[What needs to be done]: Would you pull out every line of the material that contains the string "trasero"?

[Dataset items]

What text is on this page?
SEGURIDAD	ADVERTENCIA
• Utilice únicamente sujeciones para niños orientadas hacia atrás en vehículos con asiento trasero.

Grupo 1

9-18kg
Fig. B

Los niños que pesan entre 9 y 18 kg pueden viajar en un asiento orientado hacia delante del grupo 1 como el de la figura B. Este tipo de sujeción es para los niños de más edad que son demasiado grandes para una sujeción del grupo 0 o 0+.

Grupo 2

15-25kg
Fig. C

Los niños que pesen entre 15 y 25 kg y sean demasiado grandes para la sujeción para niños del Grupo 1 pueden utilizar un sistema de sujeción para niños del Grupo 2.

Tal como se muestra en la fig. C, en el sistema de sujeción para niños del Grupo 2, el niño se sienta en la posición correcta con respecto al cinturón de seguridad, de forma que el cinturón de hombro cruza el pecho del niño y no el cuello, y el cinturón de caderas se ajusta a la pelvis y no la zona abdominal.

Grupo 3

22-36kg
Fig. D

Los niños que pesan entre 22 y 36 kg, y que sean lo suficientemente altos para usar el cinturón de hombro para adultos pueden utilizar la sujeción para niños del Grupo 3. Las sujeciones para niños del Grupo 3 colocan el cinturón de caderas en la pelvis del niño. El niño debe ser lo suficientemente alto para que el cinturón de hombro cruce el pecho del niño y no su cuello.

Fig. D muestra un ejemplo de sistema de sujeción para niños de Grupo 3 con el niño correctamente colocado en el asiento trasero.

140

...

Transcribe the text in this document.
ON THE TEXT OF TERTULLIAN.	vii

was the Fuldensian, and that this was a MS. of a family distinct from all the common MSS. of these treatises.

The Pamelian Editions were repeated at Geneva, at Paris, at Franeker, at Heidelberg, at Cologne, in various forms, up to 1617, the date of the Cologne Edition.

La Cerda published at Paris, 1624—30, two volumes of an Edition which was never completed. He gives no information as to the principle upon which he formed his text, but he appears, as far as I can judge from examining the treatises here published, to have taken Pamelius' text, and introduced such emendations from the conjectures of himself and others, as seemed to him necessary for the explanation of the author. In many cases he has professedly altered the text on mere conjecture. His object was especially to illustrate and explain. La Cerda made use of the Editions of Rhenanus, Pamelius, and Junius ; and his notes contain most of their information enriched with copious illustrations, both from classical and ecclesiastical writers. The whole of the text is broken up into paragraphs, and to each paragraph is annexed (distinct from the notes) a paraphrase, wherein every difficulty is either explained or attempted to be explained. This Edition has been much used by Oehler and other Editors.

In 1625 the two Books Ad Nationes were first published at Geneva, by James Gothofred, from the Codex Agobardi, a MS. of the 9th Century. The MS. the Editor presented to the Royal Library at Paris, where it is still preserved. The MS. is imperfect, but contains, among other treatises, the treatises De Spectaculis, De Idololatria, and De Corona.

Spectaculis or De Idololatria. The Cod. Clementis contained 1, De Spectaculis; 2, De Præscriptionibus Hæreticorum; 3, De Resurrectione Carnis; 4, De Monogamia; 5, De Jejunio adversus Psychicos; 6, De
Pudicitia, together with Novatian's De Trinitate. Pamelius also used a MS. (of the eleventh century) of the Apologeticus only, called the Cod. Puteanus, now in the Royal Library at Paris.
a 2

[Response]:
• Utilice únicamente sujeciones para niños orientadas hacia atrás en vehículos con asiento trasero.
Fig. D muestra un ejemplo de sistema de sujeción para niños de Grupo 3 con el niño correctamente colocado en el asiento trasero.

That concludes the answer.